§ What to produce:
Look for the word "Matveeva" in the entries and copy each line where it appears.

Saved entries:
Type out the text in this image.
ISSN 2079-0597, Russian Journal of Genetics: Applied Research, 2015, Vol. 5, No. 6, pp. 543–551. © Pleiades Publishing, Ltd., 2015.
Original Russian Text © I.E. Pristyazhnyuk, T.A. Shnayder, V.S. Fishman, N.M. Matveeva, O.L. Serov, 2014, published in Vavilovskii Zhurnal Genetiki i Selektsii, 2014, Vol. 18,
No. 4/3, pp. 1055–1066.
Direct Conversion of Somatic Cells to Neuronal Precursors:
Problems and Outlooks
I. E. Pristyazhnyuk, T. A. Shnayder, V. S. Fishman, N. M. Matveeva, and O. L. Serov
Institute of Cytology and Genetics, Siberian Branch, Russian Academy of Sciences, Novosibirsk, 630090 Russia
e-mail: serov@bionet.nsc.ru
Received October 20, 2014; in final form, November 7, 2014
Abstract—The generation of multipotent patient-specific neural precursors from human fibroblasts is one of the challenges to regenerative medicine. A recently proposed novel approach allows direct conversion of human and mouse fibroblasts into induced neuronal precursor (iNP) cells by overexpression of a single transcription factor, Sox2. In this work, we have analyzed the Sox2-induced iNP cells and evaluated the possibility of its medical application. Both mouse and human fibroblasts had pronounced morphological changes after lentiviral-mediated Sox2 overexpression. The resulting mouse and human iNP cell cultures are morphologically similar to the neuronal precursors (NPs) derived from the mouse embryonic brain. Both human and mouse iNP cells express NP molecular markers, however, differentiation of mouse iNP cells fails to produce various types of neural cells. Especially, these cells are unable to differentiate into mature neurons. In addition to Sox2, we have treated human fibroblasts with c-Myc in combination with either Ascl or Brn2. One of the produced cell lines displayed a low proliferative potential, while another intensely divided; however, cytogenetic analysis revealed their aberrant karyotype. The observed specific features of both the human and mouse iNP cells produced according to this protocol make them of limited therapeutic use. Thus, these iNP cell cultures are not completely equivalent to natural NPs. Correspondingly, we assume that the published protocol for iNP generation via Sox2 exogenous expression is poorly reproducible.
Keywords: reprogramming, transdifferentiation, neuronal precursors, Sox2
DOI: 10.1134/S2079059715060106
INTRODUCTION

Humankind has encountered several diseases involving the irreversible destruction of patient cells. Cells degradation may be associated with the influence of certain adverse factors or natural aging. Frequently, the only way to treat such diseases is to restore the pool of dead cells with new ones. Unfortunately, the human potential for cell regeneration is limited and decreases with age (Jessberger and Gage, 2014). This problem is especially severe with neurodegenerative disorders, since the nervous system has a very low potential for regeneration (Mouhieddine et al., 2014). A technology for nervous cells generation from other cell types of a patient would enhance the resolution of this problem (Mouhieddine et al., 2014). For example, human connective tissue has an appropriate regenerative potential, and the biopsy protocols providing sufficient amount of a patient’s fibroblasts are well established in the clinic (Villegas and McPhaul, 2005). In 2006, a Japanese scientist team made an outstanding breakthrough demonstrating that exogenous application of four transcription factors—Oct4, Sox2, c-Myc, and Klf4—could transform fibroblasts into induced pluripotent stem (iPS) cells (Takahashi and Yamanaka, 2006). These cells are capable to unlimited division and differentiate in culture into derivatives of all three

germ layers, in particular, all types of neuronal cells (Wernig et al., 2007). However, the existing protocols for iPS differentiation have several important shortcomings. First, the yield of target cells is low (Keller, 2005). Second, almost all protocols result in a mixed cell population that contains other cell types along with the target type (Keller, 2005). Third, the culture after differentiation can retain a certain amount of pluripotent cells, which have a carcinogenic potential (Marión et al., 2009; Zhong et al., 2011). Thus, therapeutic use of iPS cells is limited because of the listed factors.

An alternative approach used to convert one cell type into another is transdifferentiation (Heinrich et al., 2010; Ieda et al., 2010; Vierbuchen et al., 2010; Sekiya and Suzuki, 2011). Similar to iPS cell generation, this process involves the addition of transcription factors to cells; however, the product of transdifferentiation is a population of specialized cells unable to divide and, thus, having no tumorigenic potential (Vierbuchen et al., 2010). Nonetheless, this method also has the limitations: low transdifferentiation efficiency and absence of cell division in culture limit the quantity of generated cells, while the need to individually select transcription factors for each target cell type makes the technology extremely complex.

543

§ Answer box:
Original Russian Text © I.E. Pristyazhnyuk, T.A. Shnayder, V.S. Fishman, N.M. Matveeva, O.L. Serov, 2014, published in Vavilovskii Zhurnal Genetiki i Selektsii, 2014, Vol. 18,
I. E. Pristyazhnyuk, T. A. Shnayder, V. S. Fishman, N. M. Matveeva, and O. L. Serov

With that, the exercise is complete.